▼▼▼
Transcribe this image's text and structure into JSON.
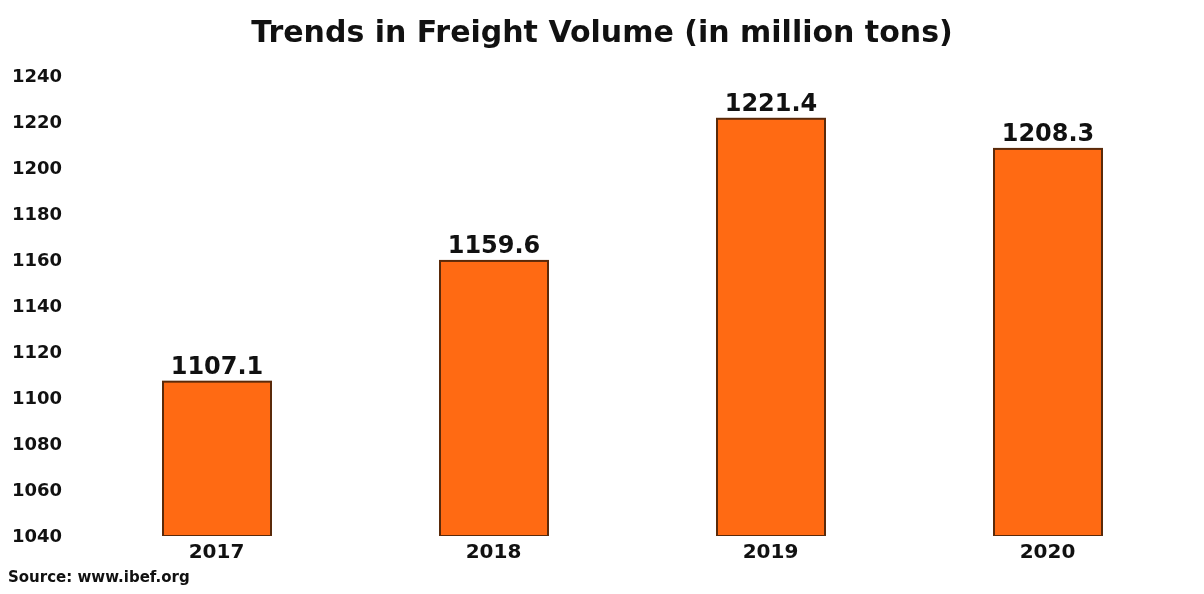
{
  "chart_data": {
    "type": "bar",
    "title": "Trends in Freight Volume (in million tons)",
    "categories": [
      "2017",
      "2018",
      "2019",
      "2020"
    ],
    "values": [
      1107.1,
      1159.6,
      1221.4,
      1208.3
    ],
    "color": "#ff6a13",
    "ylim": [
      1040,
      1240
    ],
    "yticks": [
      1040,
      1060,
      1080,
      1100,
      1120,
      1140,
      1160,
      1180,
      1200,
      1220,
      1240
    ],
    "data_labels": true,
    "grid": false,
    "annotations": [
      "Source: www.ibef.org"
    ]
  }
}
▲▲▲
Your objective: Repeat the material above in full and exactly, apart from the pictures.

Correct answer:
Transcribe this image's text and structure into JSON.
{
  "chart_data": {
    "type": "bar",
    "title": "Trends in Freight Volume (in million tons)",
    "categories": [
      "2017",
      "2018",
      "2019",
      "2020"
    ],
    "values": [
      1107.1,
      1159.6,
      1221.4,
      1208.3
    ],
    "color": "#ff6a13",
    "ylim": [
      1040,
      1240
    ],
    "yticks": [
      1040,
      1060,
      1080,
      1100,
      1120,
      1140,
      1160,
      1180,
      1200,
      1220,
      1240
    ],
    "data_labels": true,
    "grid": false,
    "annotations": [
      "Source: www.ibef.org"
    ]
  }
}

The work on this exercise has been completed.